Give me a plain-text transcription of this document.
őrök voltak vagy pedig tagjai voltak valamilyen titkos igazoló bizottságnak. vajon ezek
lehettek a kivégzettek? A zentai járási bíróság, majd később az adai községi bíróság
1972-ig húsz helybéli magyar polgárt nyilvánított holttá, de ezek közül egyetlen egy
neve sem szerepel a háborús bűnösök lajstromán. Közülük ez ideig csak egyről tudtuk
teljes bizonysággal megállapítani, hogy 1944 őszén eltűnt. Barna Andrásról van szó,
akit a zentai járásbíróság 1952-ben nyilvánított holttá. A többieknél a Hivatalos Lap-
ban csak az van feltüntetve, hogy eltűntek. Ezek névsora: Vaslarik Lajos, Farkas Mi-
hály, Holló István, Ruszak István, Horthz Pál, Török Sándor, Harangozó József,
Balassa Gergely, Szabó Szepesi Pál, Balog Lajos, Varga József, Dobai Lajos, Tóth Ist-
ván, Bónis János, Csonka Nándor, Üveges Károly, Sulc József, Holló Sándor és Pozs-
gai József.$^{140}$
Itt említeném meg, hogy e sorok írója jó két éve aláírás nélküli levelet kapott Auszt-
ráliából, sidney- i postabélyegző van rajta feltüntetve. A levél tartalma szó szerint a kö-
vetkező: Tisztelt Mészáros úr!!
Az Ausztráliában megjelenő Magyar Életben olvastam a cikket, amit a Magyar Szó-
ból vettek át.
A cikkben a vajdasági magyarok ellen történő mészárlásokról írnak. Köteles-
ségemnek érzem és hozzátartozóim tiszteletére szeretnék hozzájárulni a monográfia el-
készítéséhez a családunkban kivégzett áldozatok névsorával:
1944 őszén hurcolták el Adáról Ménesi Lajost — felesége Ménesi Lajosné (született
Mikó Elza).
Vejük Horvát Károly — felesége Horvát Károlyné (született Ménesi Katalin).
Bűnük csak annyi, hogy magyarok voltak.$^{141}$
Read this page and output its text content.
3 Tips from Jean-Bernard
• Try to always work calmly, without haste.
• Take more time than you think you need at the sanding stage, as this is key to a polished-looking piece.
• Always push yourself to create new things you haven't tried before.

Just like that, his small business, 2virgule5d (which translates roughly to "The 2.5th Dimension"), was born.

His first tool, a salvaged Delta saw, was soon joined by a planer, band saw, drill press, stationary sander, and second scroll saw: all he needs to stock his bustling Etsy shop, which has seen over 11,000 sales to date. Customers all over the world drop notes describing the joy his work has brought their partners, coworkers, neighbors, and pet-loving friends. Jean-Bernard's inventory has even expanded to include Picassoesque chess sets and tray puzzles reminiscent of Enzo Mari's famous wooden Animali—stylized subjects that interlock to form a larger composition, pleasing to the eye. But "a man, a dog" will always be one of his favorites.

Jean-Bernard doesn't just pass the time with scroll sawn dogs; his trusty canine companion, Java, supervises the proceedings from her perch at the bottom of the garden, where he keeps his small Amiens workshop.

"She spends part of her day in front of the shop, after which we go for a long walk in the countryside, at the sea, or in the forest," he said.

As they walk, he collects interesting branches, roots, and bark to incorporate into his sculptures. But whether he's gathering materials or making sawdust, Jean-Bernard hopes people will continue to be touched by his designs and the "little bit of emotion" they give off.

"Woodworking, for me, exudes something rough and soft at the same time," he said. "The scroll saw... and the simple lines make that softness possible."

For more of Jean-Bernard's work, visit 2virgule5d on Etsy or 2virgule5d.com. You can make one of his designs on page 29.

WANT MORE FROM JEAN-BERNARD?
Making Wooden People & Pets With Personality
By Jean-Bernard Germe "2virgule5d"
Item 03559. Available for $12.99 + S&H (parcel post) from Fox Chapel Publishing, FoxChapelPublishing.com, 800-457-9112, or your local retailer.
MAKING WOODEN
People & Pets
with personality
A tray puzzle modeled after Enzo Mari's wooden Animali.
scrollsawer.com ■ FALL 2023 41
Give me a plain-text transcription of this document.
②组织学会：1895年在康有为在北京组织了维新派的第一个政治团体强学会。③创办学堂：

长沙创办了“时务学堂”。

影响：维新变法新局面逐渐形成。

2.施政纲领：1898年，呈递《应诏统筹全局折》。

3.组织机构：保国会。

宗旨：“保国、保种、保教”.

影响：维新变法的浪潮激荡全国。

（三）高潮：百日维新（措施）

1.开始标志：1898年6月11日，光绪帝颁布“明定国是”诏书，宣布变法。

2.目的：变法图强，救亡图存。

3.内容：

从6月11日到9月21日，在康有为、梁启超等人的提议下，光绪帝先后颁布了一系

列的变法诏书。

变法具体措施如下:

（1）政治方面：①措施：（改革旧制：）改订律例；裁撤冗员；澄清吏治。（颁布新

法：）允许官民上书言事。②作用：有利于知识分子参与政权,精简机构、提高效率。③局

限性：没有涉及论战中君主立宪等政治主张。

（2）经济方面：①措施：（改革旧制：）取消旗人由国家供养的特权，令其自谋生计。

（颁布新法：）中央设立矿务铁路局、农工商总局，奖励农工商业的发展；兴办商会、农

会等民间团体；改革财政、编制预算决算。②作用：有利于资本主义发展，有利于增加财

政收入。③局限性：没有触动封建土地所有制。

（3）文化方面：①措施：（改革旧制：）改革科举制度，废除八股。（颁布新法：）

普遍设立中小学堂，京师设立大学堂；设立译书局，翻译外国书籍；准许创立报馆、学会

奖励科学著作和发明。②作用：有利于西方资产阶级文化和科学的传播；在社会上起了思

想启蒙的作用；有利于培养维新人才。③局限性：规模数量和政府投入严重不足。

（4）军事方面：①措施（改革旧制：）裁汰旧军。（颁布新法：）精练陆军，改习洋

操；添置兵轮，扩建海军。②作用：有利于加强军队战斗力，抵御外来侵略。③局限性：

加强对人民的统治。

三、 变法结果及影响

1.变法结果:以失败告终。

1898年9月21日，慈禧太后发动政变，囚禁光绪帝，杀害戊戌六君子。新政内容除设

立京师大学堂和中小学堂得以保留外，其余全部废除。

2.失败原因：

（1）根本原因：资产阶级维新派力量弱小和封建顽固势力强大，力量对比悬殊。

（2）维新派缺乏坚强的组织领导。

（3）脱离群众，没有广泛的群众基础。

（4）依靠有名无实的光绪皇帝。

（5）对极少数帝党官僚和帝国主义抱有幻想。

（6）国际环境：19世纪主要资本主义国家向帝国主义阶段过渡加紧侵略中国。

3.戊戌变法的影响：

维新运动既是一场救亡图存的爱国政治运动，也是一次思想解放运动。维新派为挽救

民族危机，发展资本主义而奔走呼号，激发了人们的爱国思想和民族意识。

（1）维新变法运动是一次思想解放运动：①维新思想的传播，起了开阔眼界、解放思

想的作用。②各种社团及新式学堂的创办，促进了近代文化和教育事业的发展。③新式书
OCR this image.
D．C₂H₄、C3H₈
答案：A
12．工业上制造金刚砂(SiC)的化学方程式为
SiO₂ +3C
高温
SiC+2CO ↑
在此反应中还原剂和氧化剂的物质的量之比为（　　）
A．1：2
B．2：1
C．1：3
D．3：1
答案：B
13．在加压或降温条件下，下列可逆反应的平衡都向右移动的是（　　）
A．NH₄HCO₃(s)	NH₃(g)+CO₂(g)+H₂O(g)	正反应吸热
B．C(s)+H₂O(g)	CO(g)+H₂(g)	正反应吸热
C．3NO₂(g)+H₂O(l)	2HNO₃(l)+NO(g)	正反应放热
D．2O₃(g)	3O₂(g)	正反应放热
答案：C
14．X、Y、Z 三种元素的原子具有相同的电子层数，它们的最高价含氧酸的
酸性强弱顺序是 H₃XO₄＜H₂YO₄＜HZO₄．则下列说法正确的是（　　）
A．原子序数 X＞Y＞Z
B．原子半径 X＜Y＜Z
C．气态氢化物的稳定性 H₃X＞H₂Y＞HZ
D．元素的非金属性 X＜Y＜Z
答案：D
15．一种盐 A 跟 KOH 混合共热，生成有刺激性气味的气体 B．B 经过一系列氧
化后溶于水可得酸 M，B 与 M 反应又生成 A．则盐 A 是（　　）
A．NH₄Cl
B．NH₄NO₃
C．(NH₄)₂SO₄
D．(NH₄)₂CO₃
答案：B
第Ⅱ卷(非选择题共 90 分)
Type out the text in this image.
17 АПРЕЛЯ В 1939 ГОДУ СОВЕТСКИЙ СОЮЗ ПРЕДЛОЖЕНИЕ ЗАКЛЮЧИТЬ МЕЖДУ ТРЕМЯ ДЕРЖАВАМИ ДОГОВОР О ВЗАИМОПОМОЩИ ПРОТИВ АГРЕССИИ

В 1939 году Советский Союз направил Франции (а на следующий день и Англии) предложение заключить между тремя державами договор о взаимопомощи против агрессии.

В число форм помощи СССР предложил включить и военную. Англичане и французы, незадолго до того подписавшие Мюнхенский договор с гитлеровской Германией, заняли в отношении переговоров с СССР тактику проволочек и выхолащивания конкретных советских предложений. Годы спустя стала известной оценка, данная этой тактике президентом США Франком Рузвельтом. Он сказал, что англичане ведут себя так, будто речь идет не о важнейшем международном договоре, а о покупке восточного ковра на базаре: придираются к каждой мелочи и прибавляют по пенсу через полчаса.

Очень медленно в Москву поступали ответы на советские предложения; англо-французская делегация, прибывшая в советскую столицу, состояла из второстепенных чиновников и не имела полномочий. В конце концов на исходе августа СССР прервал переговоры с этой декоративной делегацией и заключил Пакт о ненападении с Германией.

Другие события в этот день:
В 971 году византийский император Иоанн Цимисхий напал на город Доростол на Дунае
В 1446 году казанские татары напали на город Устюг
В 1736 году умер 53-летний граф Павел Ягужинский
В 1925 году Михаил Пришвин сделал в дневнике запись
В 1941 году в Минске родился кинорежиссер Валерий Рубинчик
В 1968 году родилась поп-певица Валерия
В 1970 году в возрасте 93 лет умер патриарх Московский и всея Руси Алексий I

....

== Work to complete ==
Find every line in the records that has the string "Holló", then state how many there are and nothing else.

== Solution for this task ==
2